→ TASK DESCRIPTION
The data must be returned in full and exactly as given.

[Records excerpted from a collection]
===============
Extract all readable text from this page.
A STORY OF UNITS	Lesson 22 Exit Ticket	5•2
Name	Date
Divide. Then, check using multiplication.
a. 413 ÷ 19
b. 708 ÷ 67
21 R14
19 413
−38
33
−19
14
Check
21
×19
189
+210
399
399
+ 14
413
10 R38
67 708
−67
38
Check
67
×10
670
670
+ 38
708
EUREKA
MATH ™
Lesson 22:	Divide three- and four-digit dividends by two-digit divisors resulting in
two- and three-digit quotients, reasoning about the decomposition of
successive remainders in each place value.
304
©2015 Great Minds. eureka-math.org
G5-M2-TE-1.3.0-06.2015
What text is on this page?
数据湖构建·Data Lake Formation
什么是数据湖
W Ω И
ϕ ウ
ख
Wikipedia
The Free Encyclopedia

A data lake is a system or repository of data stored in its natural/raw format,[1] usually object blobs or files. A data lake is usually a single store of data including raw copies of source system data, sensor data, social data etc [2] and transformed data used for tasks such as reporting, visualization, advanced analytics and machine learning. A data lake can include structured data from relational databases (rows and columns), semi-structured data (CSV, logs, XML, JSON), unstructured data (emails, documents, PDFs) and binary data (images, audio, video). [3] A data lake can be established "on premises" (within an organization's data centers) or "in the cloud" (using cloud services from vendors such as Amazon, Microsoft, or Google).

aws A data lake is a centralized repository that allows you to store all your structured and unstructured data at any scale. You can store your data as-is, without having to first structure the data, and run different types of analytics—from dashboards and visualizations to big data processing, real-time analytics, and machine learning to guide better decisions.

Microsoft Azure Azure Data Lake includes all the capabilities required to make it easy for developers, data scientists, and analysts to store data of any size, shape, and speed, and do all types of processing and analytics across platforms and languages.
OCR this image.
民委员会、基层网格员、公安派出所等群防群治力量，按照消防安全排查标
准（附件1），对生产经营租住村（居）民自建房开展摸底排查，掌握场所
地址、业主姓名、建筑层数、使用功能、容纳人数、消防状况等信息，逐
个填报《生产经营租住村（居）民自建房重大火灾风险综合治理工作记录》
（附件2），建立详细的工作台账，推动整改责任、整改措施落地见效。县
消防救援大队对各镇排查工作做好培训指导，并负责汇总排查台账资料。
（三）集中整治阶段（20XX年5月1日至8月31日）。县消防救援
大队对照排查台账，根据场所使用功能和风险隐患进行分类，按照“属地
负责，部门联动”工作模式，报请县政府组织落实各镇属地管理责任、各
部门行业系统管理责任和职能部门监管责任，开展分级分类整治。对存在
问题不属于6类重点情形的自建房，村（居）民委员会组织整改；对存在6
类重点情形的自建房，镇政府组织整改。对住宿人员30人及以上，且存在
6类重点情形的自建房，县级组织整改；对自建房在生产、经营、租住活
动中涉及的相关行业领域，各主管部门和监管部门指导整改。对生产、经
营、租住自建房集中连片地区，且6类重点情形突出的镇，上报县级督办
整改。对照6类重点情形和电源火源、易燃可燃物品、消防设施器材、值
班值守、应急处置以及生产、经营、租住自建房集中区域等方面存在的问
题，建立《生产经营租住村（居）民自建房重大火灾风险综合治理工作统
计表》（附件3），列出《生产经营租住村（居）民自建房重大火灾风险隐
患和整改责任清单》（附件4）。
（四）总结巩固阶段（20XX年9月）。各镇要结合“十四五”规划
===============
→ RESULT FOR THIS EXERCISE
Extract all readable text from this page.
A STORY OF UNITS	Lesson 22 Exit Ticket	5•2
Name	Date
Divide. Then, check using multiplication.
a. 413 ÷ 19
b. 708 ÷ 67
21 R14
19 413
−38
33
−19
14
Check
21
×19
189
+210
399
399
+ 14
413
10 R38
67 708
−67
38
Check
67
×10
670
670
+ 38
708
EUREKA
MATH ™
Lesson 22:	Divide three- and four-digit dividends by two-digit divisors resulting in
two- and three-digit quotients, reasoning about the decomposition of
successive remainders in each place value.
304
©2015 Great Minds. eureka-math.org
G5-M2-TE-1.3.0-06.2015
What text is on this page?
数据湖构建·Data Lake Formation
什么是数据湖
W Ω И
ϕ ウ
ख
Wikipedia
The Free Encyclopedia

A data lake is a system or repository of data stored in its natural/raw format,[1] usually object blobs or files. A data lake is usually a single store of data including raw copies of source system data, sensor data, social data etc [2] and transformed data used for tasks such as reporting, visualization, advanced analytics and machine learning. A data lake can include structured data from relational databases (rows and columns), semi-structured data (CSV, logs, XML, JSON), unstructured data (emails, documents, PDFs) and binary data (images, audio, video). [3] A data lake can be established "on premises" (within an organization's data centers) or "in the cloud" (using cloud services from vendors such as Amazon, Microsoft, or Google).

aws A data lake is a centralized repository that allows you to store all your structured and unstructured data at any scale. You can store your data as-is, without having to first structure the data, and run different types of analytics—from dashboards and visualizations to big data processing, real-time analytics, and machine learning to guide better decisions.

Microsoft Azure Azure Data Lake includes all the capabilities required to make it easy for developers, data scientists, and analysts to store data of any size, shape, and speed, and do all types of processing and analytics across platforms and languages.
OCR this image.
民委员会、基层网格员、公安派出所等群防群治力量，按照消防安全排查标
准（附件1），对生产经营租住村（居）民自建房开展摸底排查，掌握场所
地址、业主姓名、建筑层数、使用功能、容纳人数、消防状况等信息，逐
个填报《生产经营租住村（居）民自建房重大火灾风险综合治理工作记录》
（附件2），建立详细的工作台账，推动整改责任、整改措施落地见效。县
消防救援大队对各镇排查工作做好培训指导，并负责汇总排查台账资料。
（三）集中整治阶段（20XX年5月1日至8月31日）。县消防救援
大队对照排查台账，根据场所使用功能和风险隐患进行分类，按照“属地
负责，部门联动”工作模式，报请县政府组织落实各镇属地管理责任、各
部门行业系统管理责任和职能部门监管责任，开展分级分类整治。对存在
问题不属于6类重点情形的自建房，村（居）民委员会组织整改；对存在6
类重点情形的自建房，镇政府组织整改。对住宿人员30人及以上，且存在
6类重点情形的自建房，县级组织整改；对自建房在生产、经营、租住活
动中涉及的相关行业领域，各主管部门和监管部门指导整改。对生产、经
营、租住自建房集中连片地区，且6类重点情形突出的镇，上报县级督办
整改。对照6类重点情形和电源火源、易燃可燃物品、消防设施器材、值
班值守、应急处置以及生产、经营、租住自建房集中区域等方面存在的问
题，建立《生产经营租住村（居）民自建房重大火灾风险综合治理工作统
计表》（附件3），列出《生产经营租住村（居）民自建房重大火灾风险隐
患和整改责任清单》（附件4）。
（四）总结巩固阶段（20XX年9月）。各镇要结合“十四五”规划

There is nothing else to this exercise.